▶ [Exercise directions] Search the listing for the string "does" and copy every line that contains it.

----

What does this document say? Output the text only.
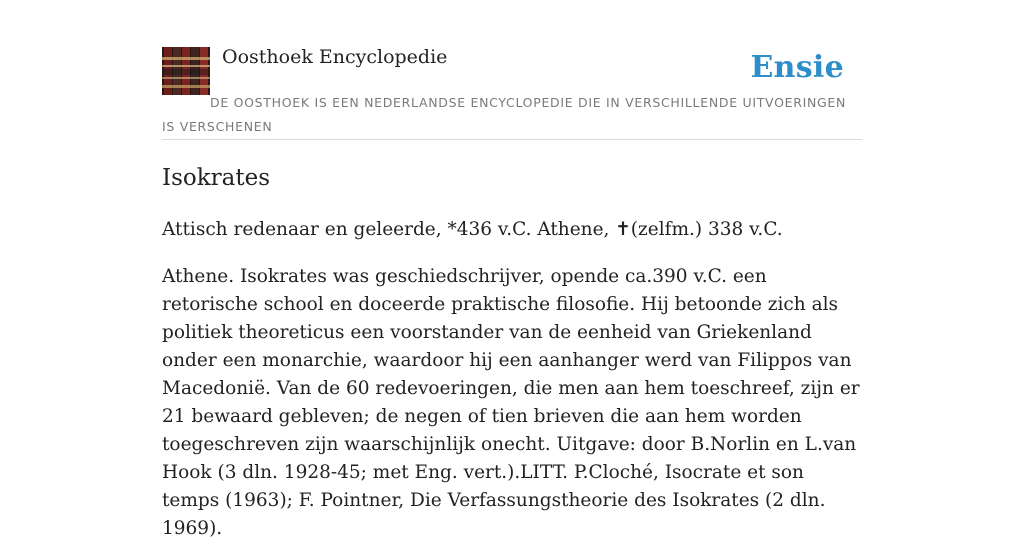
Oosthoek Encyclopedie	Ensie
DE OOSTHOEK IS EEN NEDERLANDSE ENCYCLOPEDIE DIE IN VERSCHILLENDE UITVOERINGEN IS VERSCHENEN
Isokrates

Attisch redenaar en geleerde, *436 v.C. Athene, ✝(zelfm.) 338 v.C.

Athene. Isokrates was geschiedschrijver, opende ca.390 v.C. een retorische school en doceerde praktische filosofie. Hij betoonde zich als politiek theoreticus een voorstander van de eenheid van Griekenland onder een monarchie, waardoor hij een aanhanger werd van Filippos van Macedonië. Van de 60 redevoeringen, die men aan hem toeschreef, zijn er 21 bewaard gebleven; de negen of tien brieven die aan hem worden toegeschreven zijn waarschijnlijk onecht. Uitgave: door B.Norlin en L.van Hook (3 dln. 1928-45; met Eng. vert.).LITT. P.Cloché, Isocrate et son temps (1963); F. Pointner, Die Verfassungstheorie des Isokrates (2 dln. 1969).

----

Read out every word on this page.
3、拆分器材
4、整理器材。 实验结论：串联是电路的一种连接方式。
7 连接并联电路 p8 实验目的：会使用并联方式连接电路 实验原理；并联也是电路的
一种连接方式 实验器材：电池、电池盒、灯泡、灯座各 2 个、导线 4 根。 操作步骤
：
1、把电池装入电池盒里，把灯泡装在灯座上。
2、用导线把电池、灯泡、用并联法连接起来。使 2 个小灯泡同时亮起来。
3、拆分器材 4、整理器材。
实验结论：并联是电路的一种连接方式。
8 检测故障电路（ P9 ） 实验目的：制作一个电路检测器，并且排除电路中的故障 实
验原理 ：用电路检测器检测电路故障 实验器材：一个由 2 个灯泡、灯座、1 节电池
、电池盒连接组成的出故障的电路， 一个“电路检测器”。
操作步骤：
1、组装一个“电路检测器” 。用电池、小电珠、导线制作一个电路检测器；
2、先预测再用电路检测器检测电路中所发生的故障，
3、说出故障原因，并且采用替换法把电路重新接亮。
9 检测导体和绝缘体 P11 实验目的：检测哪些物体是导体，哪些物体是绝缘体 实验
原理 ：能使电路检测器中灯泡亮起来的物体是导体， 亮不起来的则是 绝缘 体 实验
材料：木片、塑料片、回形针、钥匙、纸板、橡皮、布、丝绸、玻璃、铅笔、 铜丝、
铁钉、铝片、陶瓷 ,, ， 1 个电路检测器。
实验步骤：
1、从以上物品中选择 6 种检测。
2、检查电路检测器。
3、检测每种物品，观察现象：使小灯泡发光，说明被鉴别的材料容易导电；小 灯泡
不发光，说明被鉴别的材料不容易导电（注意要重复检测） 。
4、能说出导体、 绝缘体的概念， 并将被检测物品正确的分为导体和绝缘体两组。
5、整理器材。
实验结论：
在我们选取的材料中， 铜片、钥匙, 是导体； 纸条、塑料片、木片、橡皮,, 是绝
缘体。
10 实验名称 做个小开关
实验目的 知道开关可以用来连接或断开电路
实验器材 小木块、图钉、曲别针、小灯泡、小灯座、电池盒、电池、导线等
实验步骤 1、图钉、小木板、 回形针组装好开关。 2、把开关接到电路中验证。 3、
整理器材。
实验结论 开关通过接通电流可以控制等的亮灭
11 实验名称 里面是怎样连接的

----

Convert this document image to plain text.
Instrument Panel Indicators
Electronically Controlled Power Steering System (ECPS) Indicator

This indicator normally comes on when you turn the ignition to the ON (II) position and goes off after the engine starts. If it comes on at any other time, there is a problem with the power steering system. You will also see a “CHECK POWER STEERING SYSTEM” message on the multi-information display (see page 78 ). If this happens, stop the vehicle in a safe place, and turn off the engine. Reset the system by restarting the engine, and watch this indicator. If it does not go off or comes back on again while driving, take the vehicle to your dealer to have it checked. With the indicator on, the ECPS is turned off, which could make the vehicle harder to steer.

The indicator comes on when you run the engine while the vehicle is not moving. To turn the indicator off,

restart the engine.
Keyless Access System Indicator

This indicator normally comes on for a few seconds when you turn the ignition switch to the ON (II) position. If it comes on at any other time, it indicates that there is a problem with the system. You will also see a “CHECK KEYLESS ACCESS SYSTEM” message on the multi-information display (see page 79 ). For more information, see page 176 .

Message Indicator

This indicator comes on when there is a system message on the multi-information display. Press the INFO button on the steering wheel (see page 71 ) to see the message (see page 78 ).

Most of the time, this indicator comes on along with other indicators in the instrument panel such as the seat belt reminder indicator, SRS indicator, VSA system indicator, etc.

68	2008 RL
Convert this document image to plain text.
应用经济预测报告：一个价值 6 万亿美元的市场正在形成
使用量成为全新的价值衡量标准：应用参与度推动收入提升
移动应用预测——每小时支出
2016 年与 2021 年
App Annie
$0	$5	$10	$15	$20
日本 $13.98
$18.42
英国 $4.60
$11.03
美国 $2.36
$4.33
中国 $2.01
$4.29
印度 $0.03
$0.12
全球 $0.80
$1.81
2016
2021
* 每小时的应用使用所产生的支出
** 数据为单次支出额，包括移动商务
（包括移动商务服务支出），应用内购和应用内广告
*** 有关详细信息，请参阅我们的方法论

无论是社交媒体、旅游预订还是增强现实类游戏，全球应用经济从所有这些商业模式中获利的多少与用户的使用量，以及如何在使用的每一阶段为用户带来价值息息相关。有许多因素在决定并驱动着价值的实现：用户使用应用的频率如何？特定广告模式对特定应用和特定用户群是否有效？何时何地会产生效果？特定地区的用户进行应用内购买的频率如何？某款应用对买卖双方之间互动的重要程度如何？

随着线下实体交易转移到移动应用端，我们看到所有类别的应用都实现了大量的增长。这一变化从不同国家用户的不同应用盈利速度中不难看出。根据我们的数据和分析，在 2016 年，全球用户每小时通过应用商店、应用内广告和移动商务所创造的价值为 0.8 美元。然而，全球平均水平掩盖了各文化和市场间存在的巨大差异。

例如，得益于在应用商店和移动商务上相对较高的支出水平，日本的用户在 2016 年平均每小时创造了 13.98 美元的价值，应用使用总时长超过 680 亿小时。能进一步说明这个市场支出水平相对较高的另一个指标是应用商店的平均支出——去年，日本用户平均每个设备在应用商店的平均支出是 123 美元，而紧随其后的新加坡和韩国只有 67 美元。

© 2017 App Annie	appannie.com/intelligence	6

----

▶ [Answer]
What does this document say? Output the text only.
This indicator normally comes on when you turn the ignition to the ON (II) position and goes off after the engine starts. If it comes on at any other time, there is a problem with the power steering system. You will also see a “CHECK POWER STEERING SYSTEM” message on the multi-information display (see page 78 ). If this happens, stop the vehicle in a safe place, and turn off the engine. Reset the system by restarting the engine, and watch this indicator. If it does not go off or comes back on again while driving, take the vehicle to your dealer to have it checked. With the indicator on, the ECPS is turned off, which could make the vehicle harder to steer.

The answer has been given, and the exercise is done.